PROBLEM TO SOLVE → Copy each line in the data that includes the word "design".

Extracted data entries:
=-=-=-=-=
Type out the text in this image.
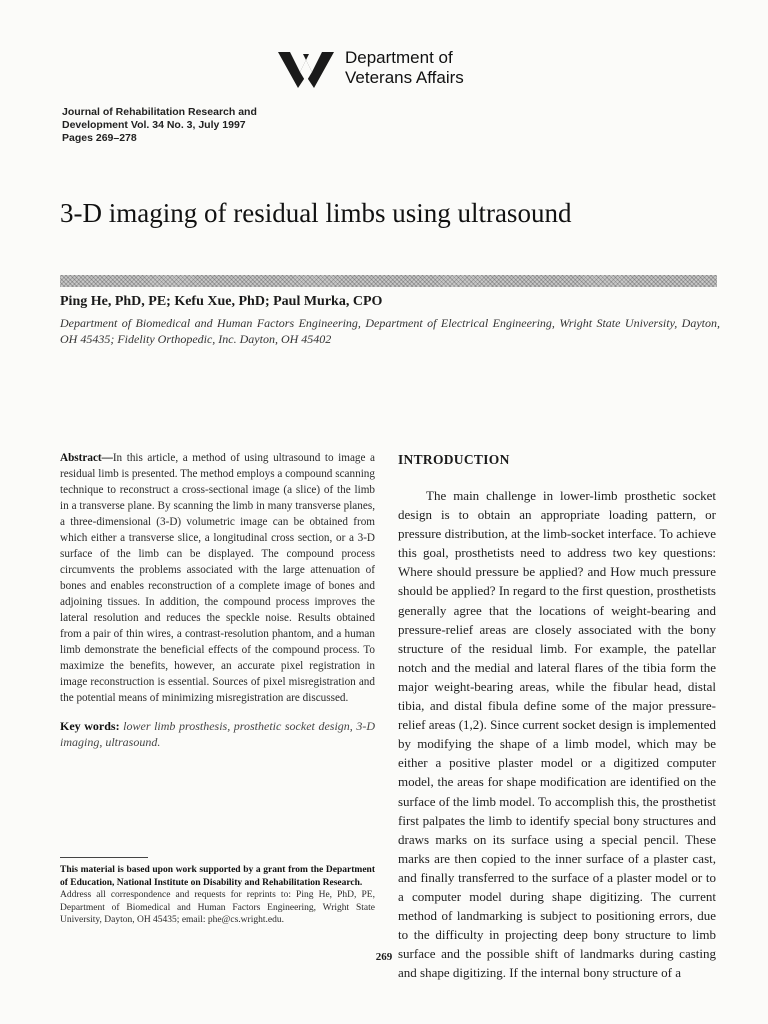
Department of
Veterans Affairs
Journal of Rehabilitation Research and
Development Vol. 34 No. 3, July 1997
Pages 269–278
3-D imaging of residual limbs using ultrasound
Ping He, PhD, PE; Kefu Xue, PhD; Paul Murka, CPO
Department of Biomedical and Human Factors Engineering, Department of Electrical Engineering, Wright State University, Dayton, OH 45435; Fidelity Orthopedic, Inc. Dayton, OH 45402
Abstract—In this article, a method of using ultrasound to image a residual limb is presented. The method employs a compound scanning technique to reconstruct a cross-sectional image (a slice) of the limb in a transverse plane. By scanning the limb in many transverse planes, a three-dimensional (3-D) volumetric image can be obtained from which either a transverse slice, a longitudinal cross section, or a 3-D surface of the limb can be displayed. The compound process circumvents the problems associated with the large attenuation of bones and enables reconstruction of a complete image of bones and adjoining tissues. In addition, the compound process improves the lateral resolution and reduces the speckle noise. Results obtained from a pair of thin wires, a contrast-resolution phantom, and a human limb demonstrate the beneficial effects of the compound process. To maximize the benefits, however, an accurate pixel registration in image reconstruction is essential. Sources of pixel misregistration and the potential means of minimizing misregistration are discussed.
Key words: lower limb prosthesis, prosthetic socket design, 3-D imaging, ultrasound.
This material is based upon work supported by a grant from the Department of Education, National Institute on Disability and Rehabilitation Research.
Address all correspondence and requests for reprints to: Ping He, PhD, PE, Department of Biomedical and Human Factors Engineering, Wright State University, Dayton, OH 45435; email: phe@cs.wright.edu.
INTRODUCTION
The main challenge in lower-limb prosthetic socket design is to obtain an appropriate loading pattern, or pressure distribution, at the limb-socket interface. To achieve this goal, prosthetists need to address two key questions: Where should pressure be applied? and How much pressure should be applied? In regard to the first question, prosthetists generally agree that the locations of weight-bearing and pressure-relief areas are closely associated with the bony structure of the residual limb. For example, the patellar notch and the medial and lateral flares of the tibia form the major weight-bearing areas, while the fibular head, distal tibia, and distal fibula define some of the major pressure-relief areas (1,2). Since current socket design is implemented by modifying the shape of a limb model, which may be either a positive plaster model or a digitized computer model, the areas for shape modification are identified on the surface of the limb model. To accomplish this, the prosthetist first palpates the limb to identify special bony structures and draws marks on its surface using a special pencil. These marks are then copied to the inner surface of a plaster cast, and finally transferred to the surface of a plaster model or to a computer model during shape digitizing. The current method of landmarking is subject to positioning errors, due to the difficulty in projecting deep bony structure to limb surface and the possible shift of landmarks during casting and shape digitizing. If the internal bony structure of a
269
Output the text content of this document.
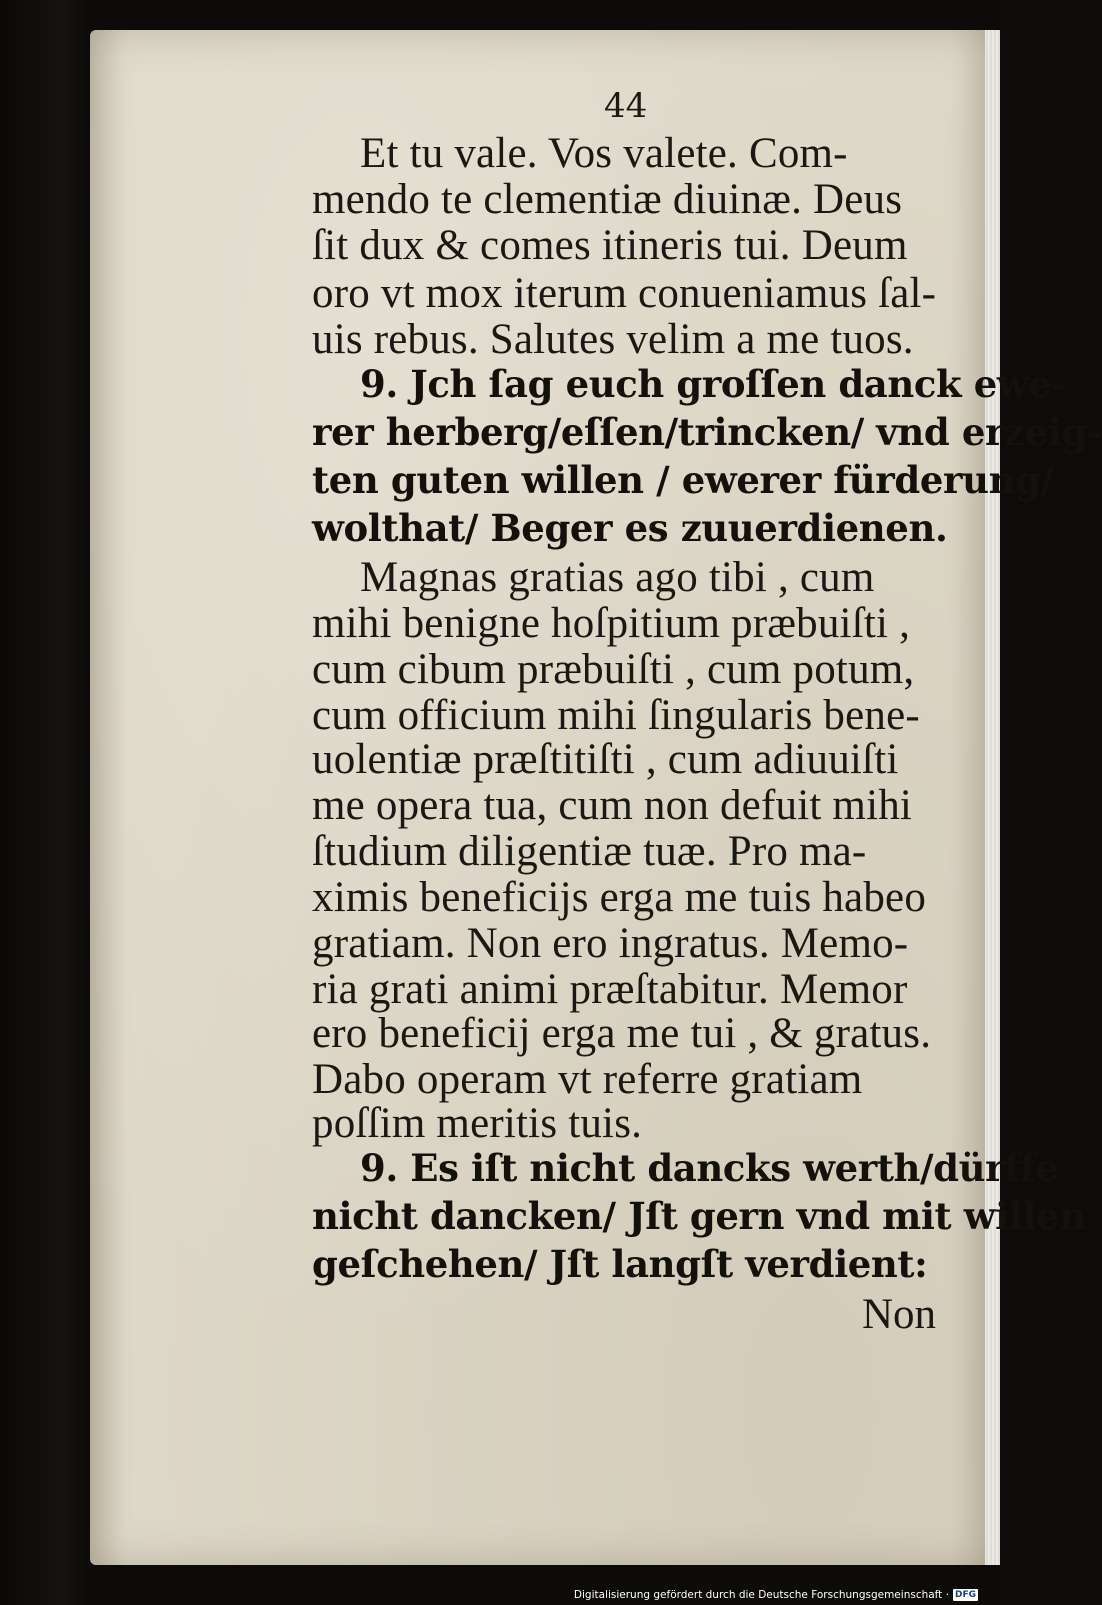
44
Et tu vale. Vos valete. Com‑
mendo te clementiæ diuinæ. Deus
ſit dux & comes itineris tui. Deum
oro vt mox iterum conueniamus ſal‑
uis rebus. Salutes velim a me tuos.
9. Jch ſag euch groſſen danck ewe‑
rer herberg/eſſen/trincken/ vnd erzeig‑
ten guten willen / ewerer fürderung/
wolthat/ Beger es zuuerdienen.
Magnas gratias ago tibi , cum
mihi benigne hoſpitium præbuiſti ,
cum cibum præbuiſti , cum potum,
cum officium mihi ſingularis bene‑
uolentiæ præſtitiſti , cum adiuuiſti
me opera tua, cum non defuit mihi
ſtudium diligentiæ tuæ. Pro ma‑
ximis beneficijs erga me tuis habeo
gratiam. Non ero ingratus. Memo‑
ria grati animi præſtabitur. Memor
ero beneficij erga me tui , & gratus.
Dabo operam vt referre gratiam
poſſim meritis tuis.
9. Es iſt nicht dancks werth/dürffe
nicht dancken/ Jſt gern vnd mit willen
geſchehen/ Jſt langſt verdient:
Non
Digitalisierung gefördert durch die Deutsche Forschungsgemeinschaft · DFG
=-=-=-=-=
CORRECT OUTPUT →
Key words: lower limb prosthesis, prosthetic socket design, 3-D imaging, ultrasound.
The main challenge in lower-limb prosthetic socket design is to obtain an appropriate loading pattern, or pressure distribution, at the limb-socket interface. To achieve this goal, prosthetists need to address two key questions: Where should pressure be applied? and How much pressure should be applied? In regard to the first question, prosthetists generally agree that the locations of weight-bearing and pressure-relief areas are closely associated with the bony structure of the residual limb. For example, the patellar notch and the medial and lateral flares of the tibia form the major weight-bearing areas, while the fibular head, distal tibia, and distal fibula define some of the major pressure-relief areas (1,2). Since current socket design is implemented by modifying the shape of a limb model, which may be either a positive plaster model or a digitized computer model, the areas for shape modification are identified on the surface of the limb model. To accomplish this, the prosthetist first palpates the limb to identify special bony structures and draws marks on its surface using a special pencil. These marks are then copied to the inner surface of a plaster cast, and finally transferred to the surface of a plaster model or to a computer model during shape digitizing. The current method of landmarking is subject to positioning errors, due to the difficulty in projecting deep bony structure to limb surface and the possible shift of landmarks during casting and shape digitizing. If the internal bony structure of a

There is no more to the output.